Record list:
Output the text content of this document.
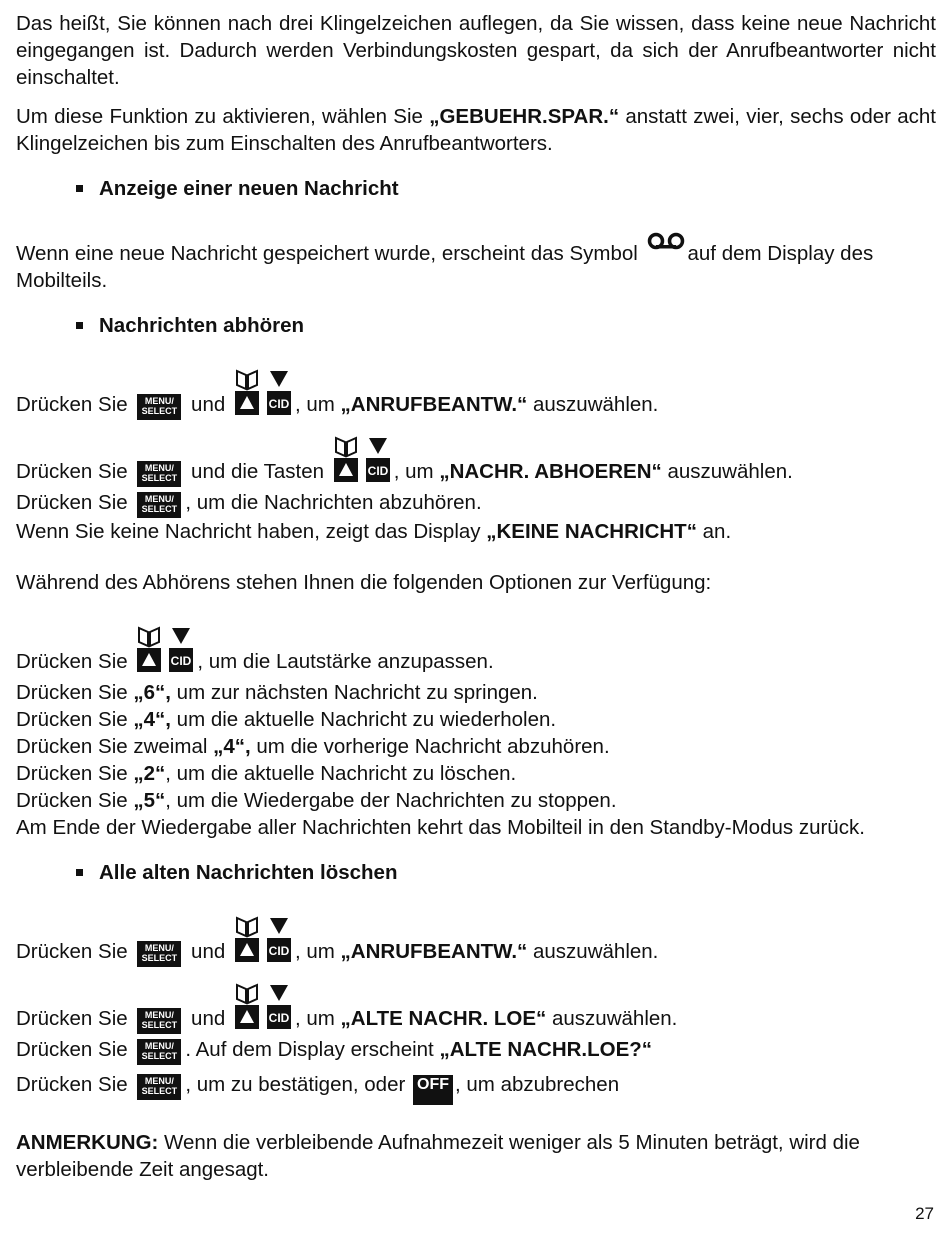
Das heißt, Sie können nach drei Klingelzeichen auflegen, da Sie wissen, dass keine neue Nachricht eingegangen ist. Dadurch werden Verbindungskosten gespart, da sich der Anrufbeantworter nicht einschaltet.

Um diese Funktion zu aktivieren, wählen Sie „GEBUEHR.SPAR.“ anstatt zwei, vier, sechs oder acht Klingelzeichen bis zum Einschalten des Anrufbeantworters.

Anzeige einer neuen Nachricht

Wenn eine neue Nachricht gespeichert wurde, erscheint das Symbol auf dem Display des Mobilteils.

Nachrichten abhören

Drücken Sie	MENU/
SELECT und	CID , um „ANRUFBEANTW.“ auszuwählen.

Drücken Sie	MENU/
SELECT und die Tasten	CID , um „NACHR. ABHOEREN“ auszuwählen.

Drücken Sie	MENU/
SELECT , um die Nachrichten abzuhören.

Wenn Sie keine Nachricht haben, zeigt das Display „KEINE NACHRICHT“ an.

Während des Abhörens stehen Ihnen die folgenden Optionen zur Verfügung:

Drücken Sie	CID , um die Lautstärke anzupassen.

Drücken Sie „6“, um zur nächsten Nachricht zu springen.

Drücken Sie „4“, um die aktuelle Nachricht zu wiederholen.

Drücken Sie zweimal „4“, um die vorherige Nachricht abzuhören.

Drücken Sie „2“, um die aktuelle Nachricht zu löschen.

Drücken Sie „5“, um die Wiedergabe der Nachrichten zu stoppen.

Am Ende der Wiedergabe aller Nachrichten kehrt das Mobilteil in den Standby-Modus zurück.

Alle alten Nachrichten löschen

Drücken Sie	MENU/
SELECT und	CID , um „ANRUFBEANTW.“ auszuwählen.

Drücken Sie	MENU/
SELECT und	CID , um „ALTE NACHR. LOE“ auszuwählen.

Drücken Sie	MENU/
SELECT . Auf dem Display erscheint „ALTE NACHR.LOE?“

Drücken Sie	MENU/
SELECT , um zu bestätigen, oder OFF , um abzubrechen

ANMERKUNG: Wenn die verbleibende Aufnahmezeit weniger als 5 Minuten beträgt, wird die verbleibende Zeit angesagt.

27
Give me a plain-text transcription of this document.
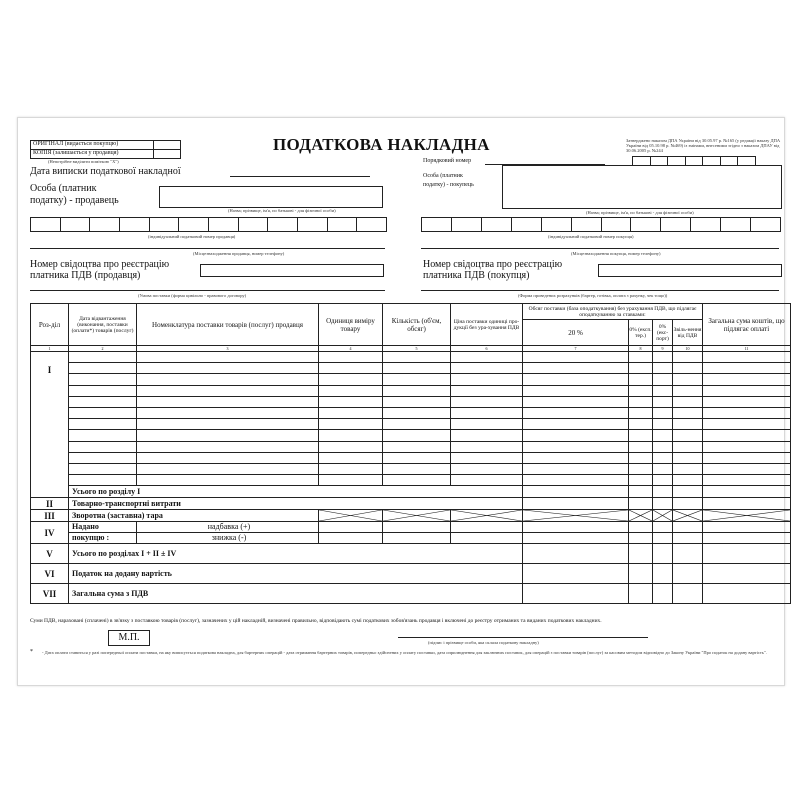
ОРИГІНАЛ (видається покупцю)
КОПІЯ (залишається у продавця)
(Непотрібне виділити поміткою "Х")
ПОДАТКОВА НАКЛАДНА	Затверджено наказом ДПА України від 30.05.97 р. №165 (у редакції наказу ДПА України від 05.10.98 р. №469) із змінами, внесеними згідно з наказом ДПАУ від 30.06.2005 р. №244
Дата виписки податкової накладної
Порядковий номер
Особа (платник
податку) - продавець
(Назва; прізвище, ім'я, по батькові - для фізичної особи)
(індивідуальний податковий номер продавця)
(Місцезнаходження продавця, номер телефону)
Номер свідоцтва про реєстрацію
платника ПДВ (продавця)
(Умова поставки (форма цивільно - правового договору)
Особа (платник
податку) - покупець
(Назва; прізвище, ім'я, по батькові - для фізичної особи)
(індивідуальний податковий номер покупця)
(Місцезнаходження покупця, номер телефону)
Номер свідоцтва про реєстрацію
платника ПДВ (покупця)
(Форма проведених розрахунків (бартер, готівка, оплата з рахунку, чек тощо))
Роз-діл	Дата відвантаження (виконання, поставки (оплати*) товарів (послуг)	Номенклатура поставки товарів (послуг) продавця	Одиниця виміру товару	Кількість (об'єм, обсяг)	Ціна поставки одиниці про-дукції без ура-хування ПДВ	Обсяг поставки (база оподаткування) без урахування ПДВ, що підлягає оподаткуванню за ставками:				Загальна сума коштів, що підлягає оплаті	
						20 %	0% (експ. тер.)	0% (екс-порт)	Звіль-нення від ПДВ		
1	2	3	4	5	6	7	8	9	10	11	
І											

	Усього по розділу І										
ІІ	Товарно-транспортні витрати										
ІІІ	Зворотна (заставна) тара	

ІV	Надано	надбавка (+)									
	покупцю :	знижка (-)									
V	Усього по розділах І + ІІ ± ІV										
VІ	Податок на додану вартість										
VІІ	Загальна сума з ПДВ										
Суми ПДВ, нараховані (сплачені) в зв'язку з поставкою товарів (послуг), зазначених у цій накладній, визначені правильно, відповідають сумі податкових зобов'язань продавця і включені до реєстру отриманих та виданих податкових накладних.
М.П.	(підпис і прізвище особи, яка склала податкову накладну)
* - Дата оплати ставиться у разі попередньої оплати поставки, на яку виписується податкова накладна, для бартерних операцій - дата отримання бартерних товарів, попередньо здійснених у оплату поставки, дата оприлюднення для заключних поставок, для операцій з поставки товарів (послуг) за касовим методом відповідно до Закону України "Про податок на додану вартість".
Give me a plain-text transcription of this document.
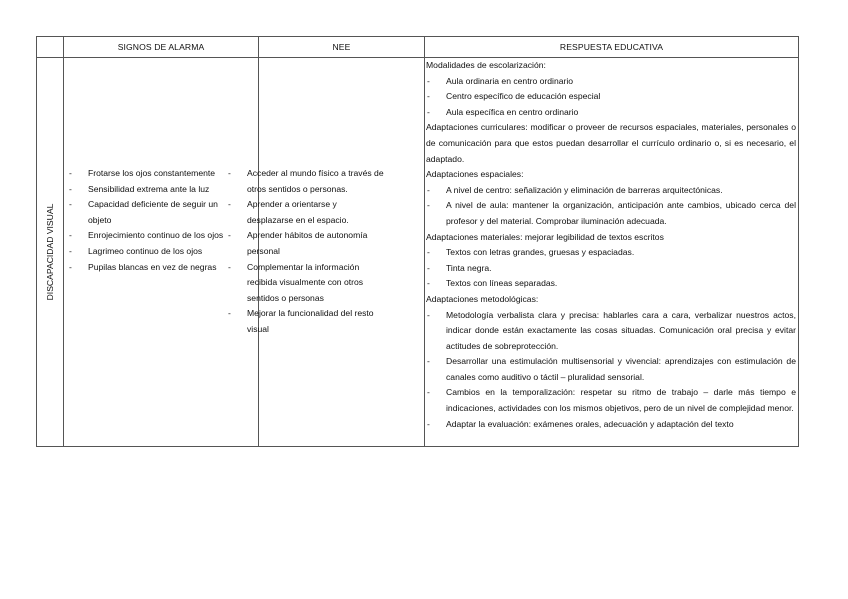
SIGNOS DE ALARMA	NEE	RESPUESTA EDUCATIVA
DISCAPACIDAD VISUAL
- Frotarse los ojos constantemente
- Sensibilidad extrema ante la luz
- Capacidad deficiente de seguir un objeto
- Enrojecimiento continuo de los ojos
- Lagrimeo continuo de los ojos
- Pupilas blancas en vez de negras
- Acceder al mundo físico a través de otros sentidos o personas.
- Aprender a orientarse y desplazarse en el espacio.
- Aprender hábitos de autonomía personal
- Complementar la información recibida visualmente con otros sentidos o personas
- Mejorar la funcionalidad del resto visual

Modalidades de escolarización:

- Aula ordinaria en centro ordinario
- Centro específico de educación especial
- Aula específica en centro ordinario

Adaptaciones curriculares: modificar o proveer de recursos espaciales, materiales, personales o de comunicación para que estos puedan desarrollar el currículo ordinario o, si es necesario, el adaptado.

Adaptaciones espaciales:

- A nivel de centro: señalización y eliminación de barreras arquitectónicas.
- A nivel de aula: mantener la organización, anticipación ante cambios, ubicado cerca del profesor y del material. Comprobar iluminación adecuada.

Adaptaciones materiales: mejorar legibilidad de textos escritos

- Textos con letras grandes, gruesas y espaciadas.
- Tinta negra.
- Textos con líneas separadas.

Adaptaciones metodológicas:

- Metodología verbalista clara y precisa: hablarles cara a cara, verbalizar nuestros actos, indicar donde están exactamente las cosas situadas. Comunicación oral precisa y evitar actitudes de sobreprotección.
- Desarrollar una estimulación multisensorial y vivencial: aprendizajes con estimulación de canales como auditivo o táctil – pluralidad sensorial.
- Cambios en la temporalización: respetar su ritmo de trabajo – darle más tiempo e indicaciones, actividades con los mismos objetivos, pero de un nivel de complejidad menor.
- Adaptar la evaluación: exámenes orales, adecuación y adaptación del texto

What you should do: Your task is to return the entries above exactly, with no pictures.

Result for this task:
Output the text content of this document.
Das heißt, Sie können nach drei Klingelzeichen auflegen, da Sie wissen, dass keine neue Nachricht eingegangen ist. Dadurch werden Verbindungskosten gespart, da sich der Anrufbeantworter nicht einschaltet.

Um diese Funktion zu aktivieren, wählen Sie „GEBUEHR.SPAR.“ anstatt zwei, vier, sechs oder acht Klingelzeichen bis zum Einschalten des Anrufbeantworters.

Anzeige einer neuen Nachricht

Wenn eine neue Nachricht gespeichert wurde, erscheint das Symbol auf dem Display des Mobilteils.

Nachrichten abhören

Drücken Sie	MENU/
SELECT und	CID , um „ANRUFBEANTW.“ auszuwählen.

Drücken Sie	MENU/
SELECT und die Tasten	CID , um „NACHR. ABHOEREN“ auszuwählen.

Drücken Sie	MENU/
SELECT , um die Nachrichten abzuhören.

Wenn Sie keine Nachricht haben, zeigt das Display „KEINE NACHRICHT“ an.

Während des Abhörens stehen Ihnen die folgenden Optionen zur Verfügung:

Drücken Sie	CID , um die Lautstärke anzupassen.

Drücken Sie „6“, um zur nächsten Nachricht zu springen.

Drücken Sie „4“, um die aktuelle Nachricht zu wiederholen.

Drücken Sie zweimal „4“, um die vorherige Nachricht abzuhören.

Drücken Sie „2“, um die aktuelle Nachricht zu löschen.

Drücken Sie „5“, um die Wiedergabe der Nachrichten zu stoppen.

Am Ende der Wiedergabe aller Nachrichten kehrt das Mobilteil in den Standby-Modus zurück.

Alle alten Nachrichten löschen

Drücken Sie	MENU/
SELECT und	CID , um „ANRUFBEANTW.“ auszuwählen.

Drücken Sie	MENU/
SELECT und	CID , um „ALTE NACHR. LOE“ auszuwählen.

Drücken Sie	MENU/
SELECT . Auf dem Display erscheint „ALTE NACHR.LOE?“

Drücken Sie	MENU/
SELECT , um zu bestätigen, oder OFF , um abzubrechen

ANMERKUNG: Wenn die verbleibende Aufnahmezeit weniger als 5 Minuten beträgt, wird die verbleibende Zeit angesagt.

27
Give me a plain-text transcription of this document.
ОРИГІНАЛ (видається покупцю)
КОПІЯ (залишається у продавця)
(Непотрібне виділити поміткою "Х")
ПОДАТКОВА НАКЛАДНА	Затверджено наказом ДПА України від 30.05.97 р. №165 (у редакції наказу ДПА України від 05.10.98 р. №469) із змінами, внесеними згідно з наказом ДПАУ від 30.06.2005 р. №244
Дата виписки податкової накладної
Порядковий номер
Особа (платник
податку) - продавець
(Назва; прізвище, ім'я, по батькові - для фізичної особи)
(індивідуальний податковий номер продавця)
(Місцезнаходження продавця, номер телефону)
Номер свідоцтва про реєстрацію
платника ПДВ (продавця)
(Умова поставки (форма цивільно - правового договору)
Особа (платник
податку) - покупець
(Назва; прізвище, ім'я, по батькові - для фізичної особи)
(індивідуальний податковий номер покупця)
(Місцезнаходження покупця, номер телефону)
Номер свідоцтва про реєстрацію
платника ПДВ (покупця)
(Форма проведених розрахунків (бартер, готівка, оплата з рахунку, чек тощо))
Роз-діл	Дата відвантаження (виконання, поставки (оплати*) товарів (послуг)	Номенклатура поставки товарів (послуг) продавця	Одиниця виміру товару	Кількість (об'єм, обсяг)	Ціна поставки одиниці про-дукції без ура-хування ПДВ	Обсяг поставки (база оподаткування) без урахування ПДВ, що підлягає оподаткуванню за ставками:				Загальна сума коштів, що підлягає оплаті	
						20 %	0% (експ. тер.)	0% (екс-порт)	Звіль-нення від ПДВ		
1	2	3	4	5	6	7	8	9	10	11	
І											

	Усього по розділу І										
ІІ	Товарно-транспортні витрати										
ІІІ	Зворотна (заставна) тара	

ІV	Надано	надбавка (+)									
	покупцю :	знижка (-)									
V	Усього по розділах І + ІІ ± ІV										
VІ	Податок на додану вартість										
VІІ	Загальна сума з ПДВ										
Суми ПДВ, нараховані (сплачені) в зв'язку з поставкою товарів (послуг), зазначених у цій накладній, визначені правильно, відповідають сумі податкових зобов'язань продавця і включені до реєстру отриманих та виданих податкових накладних.
М.П.	(підпис і прізвище особи, яка склала податкову накладну)
* - Дата оплати ставиться у разі попередньої оплати поставки, на яку виписується податкова накладна, для бартерних операцій - дата отримання бартерних товарів, попередньо здійснених у оплату поставки, дата оприлюднення для заключних поставок, для операцій з поставки товарів (послуг) за касовим методом відповідно до Закону України "Про податок на додану вартість".
Give me a plain-text transcription of this document.
SIGNOS DE ALARMA	NEE	RESPUESTA EDUCATIVA
DISCAPACIDAD VISUAL
- Frotarse los ojos constantemente
- Sensibilidad extrema ante la luz
- Capacidad deficiente de seguir un objeto
- Enrojecimiento continuo de los ojos
- Lagrimeo continuo de los ojos
- Pupilas blancas en vez de negras
- Acceder al mundo físico a través de otros sentidos o personas.
- Aprender a orientarse y desplazarse en el espacio.
- Aprender hábitos de autonomía personal
- Complementar la información recibida visualmente con otros sentidos o personas
- Mejorar la funcionalidad del resto visual

Modalidades de escolarización:

- Aula ordinaria en centro ordinario
- Centro específico de educación especial
- Aula específica en centro ordinario

Adaptaciones curriculares: modificar o proveer de recursos espaciales, materiales, personales o de comunicación para que estos puedan desarrollar el currículo ordinario o, si es necesario, el adaptado.

Adaptaciones espaciales:

- A nivel de centro: señalización y eliminación de barreras arquitectónicas.
- A nivel de aula: mantener la organización, anticipación ante cambios, ubicado cerca del profesor y del material. Comprobar iluminación adecuada.

Adaptaciones materiales: mejorar legibilidad de textos escritos

- Textos con letras grandes, gruesas y espaciadas.
- Tinta negra.
- Textos con líneas separadas.

Adaptaciones metodológicas:

- Metodología verbalista clara y precisa: hablarles cara a cara, verbalizar nuestros actos, indicar donde están exactamente las cosas situadas. Comunicación oral precisa y evitar actitudes de sobreprotección.
- Desarrollar una estimulación multisensorial y vivencial: aprendizajes con estimulación de canales como auditivo o táctil – pluralidad sensorial.
- Cambios en la temporalización: respetar su ritmo de trabajo – darle más tiempo e indicaciones, actividades con los mismos objetivos, pero de un nivel de complejidad menor.
- Adaptar la evaluación: exámenes orales, adecuación y adaptación del texto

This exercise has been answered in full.